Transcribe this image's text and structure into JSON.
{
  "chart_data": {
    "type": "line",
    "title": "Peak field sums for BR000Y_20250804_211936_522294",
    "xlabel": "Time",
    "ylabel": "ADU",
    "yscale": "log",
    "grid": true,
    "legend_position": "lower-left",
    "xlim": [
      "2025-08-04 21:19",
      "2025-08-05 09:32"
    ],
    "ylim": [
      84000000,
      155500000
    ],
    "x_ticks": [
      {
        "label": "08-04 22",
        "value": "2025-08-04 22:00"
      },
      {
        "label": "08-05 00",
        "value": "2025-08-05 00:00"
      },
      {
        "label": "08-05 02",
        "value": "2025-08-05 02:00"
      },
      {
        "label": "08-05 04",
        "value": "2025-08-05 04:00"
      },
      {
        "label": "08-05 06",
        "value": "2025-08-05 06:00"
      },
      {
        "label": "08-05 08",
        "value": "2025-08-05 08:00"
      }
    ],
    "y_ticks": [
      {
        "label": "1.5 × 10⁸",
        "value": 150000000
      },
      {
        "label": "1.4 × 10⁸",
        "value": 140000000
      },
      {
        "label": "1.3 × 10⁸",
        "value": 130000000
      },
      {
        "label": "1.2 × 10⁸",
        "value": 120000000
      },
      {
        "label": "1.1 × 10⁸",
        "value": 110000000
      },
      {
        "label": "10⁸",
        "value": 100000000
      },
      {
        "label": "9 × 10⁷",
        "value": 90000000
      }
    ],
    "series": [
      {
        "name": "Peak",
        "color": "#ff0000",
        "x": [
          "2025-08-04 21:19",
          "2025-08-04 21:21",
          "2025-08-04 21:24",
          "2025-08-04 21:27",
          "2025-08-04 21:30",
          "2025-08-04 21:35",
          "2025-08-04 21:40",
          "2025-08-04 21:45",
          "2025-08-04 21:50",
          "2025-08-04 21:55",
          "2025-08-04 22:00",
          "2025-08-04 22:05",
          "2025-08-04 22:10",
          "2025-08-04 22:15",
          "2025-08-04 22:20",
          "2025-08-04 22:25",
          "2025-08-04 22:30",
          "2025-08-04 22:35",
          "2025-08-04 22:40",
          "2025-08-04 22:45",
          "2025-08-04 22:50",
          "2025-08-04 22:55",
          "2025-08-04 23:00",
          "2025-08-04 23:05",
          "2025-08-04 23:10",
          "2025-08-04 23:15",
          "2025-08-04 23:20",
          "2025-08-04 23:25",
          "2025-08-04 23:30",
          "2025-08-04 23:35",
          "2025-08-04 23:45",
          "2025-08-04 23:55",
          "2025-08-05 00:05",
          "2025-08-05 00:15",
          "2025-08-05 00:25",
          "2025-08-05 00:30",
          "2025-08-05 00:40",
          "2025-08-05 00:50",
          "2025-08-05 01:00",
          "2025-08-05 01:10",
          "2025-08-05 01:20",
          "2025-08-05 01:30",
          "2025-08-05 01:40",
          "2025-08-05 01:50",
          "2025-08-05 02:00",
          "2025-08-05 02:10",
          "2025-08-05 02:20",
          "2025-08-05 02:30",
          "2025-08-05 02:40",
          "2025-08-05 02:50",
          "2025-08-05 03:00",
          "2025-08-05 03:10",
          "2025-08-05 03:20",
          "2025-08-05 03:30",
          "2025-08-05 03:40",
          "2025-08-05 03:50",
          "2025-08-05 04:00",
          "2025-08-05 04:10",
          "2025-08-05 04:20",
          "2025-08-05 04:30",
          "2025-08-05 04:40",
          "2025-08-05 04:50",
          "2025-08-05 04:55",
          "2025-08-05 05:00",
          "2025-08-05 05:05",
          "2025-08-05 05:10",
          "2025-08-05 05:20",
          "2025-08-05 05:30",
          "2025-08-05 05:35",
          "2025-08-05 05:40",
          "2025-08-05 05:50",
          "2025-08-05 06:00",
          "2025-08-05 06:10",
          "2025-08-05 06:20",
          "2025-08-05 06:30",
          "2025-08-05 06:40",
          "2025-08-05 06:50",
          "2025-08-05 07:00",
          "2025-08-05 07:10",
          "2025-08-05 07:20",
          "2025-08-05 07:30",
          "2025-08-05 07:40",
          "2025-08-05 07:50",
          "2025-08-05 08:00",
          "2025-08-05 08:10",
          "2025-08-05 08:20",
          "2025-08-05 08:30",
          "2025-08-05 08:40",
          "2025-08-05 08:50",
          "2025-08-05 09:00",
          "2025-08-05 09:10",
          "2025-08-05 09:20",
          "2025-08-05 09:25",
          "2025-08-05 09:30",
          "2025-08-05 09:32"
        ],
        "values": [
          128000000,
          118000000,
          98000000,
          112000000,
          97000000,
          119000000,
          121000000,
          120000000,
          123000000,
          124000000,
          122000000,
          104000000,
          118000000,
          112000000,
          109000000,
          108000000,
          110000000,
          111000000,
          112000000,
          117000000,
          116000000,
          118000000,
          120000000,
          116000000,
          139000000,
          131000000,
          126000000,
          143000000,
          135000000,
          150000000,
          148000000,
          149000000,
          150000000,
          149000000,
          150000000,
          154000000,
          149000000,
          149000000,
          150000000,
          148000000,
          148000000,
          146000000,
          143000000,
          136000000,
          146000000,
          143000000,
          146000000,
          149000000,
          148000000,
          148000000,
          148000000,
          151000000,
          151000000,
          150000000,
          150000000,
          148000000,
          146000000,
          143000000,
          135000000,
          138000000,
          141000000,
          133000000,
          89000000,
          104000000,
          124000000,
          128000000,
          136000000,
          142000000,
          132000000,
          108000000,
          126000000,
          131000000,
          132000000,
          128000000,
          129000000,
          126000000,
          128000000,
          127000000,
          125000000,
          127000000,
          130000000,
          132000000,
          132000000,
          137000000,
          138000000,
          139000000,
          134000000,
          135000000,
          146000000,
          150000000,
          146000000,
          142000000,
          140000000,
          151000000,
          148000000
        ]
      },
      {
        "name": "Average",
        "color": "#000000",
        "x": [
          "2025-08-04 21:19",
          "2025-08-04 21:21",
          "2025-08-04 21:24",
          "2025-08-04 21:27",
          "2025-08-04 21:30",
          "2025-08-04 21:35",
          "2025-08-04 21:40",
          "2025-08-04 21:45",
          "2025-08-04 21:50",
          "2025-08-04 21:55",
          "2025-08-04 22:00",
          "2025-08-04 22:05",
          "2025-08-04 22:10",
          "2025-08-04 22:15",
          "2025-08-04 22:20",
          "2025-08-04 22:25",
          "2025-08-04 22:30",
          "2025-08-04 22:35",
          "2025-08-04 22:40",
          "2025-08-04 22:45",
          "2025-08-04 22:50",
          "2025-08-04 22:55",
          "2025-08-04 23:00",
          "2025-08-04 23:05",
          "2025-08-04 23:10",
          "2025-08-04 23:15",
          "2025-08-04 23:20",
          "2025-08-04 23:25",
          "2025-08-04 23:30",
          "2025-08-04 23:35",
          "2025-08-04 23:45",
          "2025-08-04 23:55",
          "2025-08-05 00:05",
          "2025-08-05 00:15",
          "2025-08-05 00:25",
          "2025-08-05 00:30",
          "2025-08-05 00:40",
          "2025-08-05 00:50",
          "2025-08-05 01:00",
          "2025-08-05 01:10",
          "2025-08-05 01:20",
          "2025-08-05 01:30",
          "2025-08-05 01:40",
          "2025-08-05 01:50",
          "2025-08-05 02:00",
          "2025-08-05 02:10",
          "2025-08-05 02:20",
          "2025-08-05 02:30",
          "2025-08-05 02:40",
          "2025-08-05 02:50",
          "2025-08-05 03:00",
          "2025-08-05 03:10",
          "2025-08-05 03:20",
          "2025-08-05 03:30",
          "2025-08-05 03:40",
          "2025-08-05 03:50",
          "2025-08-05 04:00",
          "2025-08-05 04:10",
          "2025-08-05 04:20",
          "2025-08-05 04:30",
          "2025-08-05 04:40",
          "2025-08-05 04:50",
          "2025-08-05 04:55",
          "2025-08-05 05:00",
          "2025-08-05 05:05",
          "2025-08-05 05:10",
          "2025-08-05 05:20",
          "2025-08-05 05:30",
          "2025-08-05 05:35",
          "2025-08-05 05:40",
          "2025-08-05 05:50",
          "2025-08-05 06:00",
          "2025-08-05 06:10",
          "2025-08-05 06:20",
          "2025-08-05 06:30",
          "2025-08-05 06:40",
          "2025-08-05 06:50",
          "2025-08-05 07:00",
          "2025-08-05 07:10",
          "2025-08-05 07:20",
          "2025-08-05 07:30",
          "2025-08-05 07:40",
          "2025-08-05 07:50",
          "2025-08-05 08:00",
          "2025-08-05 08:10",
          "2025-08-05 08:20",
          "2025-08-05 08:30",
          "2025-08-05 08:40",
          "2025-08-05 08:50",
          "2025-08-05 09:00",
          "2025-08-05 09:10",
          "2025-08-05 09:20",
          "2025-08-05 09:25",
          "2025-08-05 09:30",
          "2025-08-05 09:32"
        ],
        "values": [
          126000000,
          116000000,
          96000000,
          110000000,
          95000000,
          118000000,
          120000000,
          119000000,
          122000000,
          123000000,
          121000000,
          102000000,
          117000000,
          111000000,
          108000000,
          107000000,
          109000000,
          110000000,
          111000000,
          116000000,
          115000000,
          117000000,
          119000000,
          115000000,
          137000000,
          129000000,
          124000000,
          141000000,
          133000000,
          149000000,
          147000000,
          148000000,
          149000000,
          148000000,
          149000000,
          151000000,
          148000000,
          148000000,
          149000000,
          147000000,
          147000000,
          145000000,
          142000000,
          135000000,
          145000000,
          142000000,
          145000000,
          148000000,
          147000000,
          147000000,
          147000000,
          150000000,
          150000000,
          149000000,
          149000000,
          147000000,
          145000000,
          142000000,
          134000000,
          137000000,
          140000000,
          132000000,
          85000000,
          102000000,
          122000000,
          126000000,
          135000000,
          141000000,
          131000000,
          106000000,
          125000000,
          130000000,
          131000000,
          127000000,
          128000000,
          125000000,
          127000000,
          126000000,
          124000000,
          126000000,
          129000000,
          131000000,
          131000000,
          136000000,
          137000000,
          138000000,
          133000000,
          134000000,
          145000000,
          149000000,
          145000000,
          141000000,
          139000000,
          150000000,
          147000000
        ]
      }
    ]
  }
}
◆ ◆ ◆ ◆ ◆ ◆ ◆
WHAT YOU SHOULD DO: Pick out the lines containing the word "Peak" and show them.

WRITTEN RESPONSE:
    "title": "Peak field sums for BR000Y_20250804_211936_522294",
        "name": "Peak",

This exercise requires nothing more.